# INPUT MATERIAL start
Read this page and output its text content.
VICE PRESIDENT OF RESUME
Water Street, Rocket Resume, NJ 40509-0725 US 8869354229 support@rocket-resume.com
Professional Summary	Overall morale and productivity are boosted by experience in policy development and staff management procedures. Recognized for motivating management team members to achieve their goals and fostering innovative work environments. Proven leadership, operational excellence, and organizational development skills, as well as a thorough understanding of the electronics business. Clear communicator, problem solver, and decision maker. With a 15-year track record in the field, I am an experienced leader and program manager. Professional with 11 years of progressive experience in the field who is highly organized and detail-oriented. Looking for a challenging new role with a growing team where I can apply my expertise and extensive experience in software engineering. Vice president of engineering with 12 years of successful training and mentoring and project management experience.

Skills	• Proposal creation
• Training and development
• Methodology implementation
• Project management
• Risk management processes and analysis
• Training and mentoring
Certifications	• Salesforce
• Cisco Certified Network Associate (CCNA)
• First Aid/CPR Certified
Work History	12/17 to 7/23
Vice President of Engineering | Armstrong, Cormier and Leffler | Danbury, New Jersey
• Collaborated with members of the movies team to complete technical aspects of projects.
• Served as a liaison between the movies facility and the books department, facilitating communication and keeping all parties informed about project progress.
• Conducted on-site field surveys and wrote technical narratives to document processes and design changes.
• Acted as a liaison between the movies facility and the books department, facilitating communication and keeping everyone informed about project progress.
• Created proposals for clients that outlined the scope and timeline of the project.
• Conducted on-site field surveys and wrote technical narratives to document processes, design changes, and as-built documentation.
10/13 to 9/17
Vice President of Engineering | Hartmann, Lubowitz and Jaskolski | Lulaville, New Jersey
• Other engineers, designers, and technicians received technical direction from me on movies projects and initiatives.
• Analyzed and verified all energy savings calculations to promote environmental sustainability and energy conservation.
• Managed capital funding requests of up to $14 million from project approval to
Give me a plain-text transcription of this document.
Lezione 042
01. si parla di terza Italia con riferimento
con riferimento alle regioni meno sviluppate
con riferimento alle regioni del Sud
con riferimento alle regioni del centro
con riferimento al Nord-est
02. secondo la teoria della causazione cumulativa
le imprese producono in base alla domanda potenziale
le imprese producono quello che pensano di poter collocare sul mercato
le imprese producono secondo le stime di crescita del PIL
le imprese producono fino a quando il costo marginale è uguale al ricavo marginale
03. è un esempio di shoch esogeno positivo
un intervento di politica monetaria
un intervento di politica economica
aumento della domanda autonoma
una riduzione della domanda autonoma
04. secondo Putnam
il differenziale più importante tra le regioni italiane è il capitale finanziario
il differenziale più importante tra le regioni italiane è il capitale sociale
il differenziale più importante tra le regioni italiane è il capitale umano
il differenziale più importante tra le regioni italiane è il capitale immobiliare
# INPUT MATERIAL end
## GOAL
Your task is to quote all of the data word for word.

## EXPECTED OUTPUT
Read this page and output its text content.
VICE PRESIDENT OF RESUME
Water Street, Rocket Resume, NJ 40509-0725 US 8869354229 support@rocket-resume.com
Professional Summary	Overall morale and productivity are boosted by experience in policy development and staff management procedures. Recognized for motivating management team members to achieve their goals and fostering innovative work environments. Proven leadership, operational excellence, and organizational development skills, as well as a thorough understanding of the electronics business. Clear communicator, problem solver, and decision maker. With a 15-year track record in the field, I am an experienced leader and program manager. Professional with 11 years of progressive experience in the field who is highly organized and detail-oriented. Looking for a challenging new role with a growing team where I can apply my expertise and extensive experience in software engineering. Vice president of engineering with 12 years of successful training and mentoring and project management experience.

Skills	• Proposal creation
• Training and development
• Methodology implementation
• Project management
• Risk management processes and analysis
• Training and mentoring
Certifications	• Salesforce
• Cisco Certified Network Associate (CCNA)
• First Aid/CPR Certified
Work History	12/17 to 7/23
Vice President of Engineering | Armstrong, Cormier and Leffler | Danbury, New Jersey
• Collaborated with members of the movies team to complete technical aspects of projects.
• Served as a liaison between the movies facility and the books department, facilitating communication and keeping all parties informed about project progress.
• Conducted on-site field surveys and wrote technical narratives to document processes and design changes.
• Acted as a liaison between the movies facility and the books department, facilitating communication and keeping everyone informed about project progress.
• Created proposals for clients that outlined the scope and timeline of the project.
• Conducted on-site field surveys and wrote technical narratives to document processes, design changes, and as-built documentation.
10/13 to 9/17
Vice President of Engineering | Hartmann, Lubowitz and Jaskolski | Lulaville, New Jersey
• Other engineers, designers, and technicians received technical direction from me on movies projects and initiatives.
• Analyzed and verified all energy savings calculations to promote environmental sustainability and energy conservation.
• Managed capital funding requests of up to $14 million from project approval to
Give me a plain-text transcription of this document.
Lezione 042
01. si parla di terza Italia con riferimento
con riferimento alle regioni meno sviluppate
con riferimento alle regioni del Sud
con riferimento alle regioni del centro
con riferimento al Nord-est
02. secondo la teoria della causazione cumulativa
le imprese producono in base alla domanda potenziale
le imprese producono quello che pensano di poter collocare sul mercato
le imprese producono secondo le stime di crescita del PIL
le imprese producono fino a quando il costo marginale è uguale al ricavo marginale
03. è un esempio di shoch esogeno positivo
un intervento di politica monetaria
un intervento di politica economica
aumento della domanda autonoma
una riduzione della domanda autonoma
04. secondo Putnam
il differenziale più importante tra le regioni italiane è il capitale finanziario
il differenziale più importante tra le regioni italiane è il capitale sociale
il differenziale più importante tra le regioni italiane è il capitale umano
il differenziale più importante tra le regioni italiane è il capitale immobiliare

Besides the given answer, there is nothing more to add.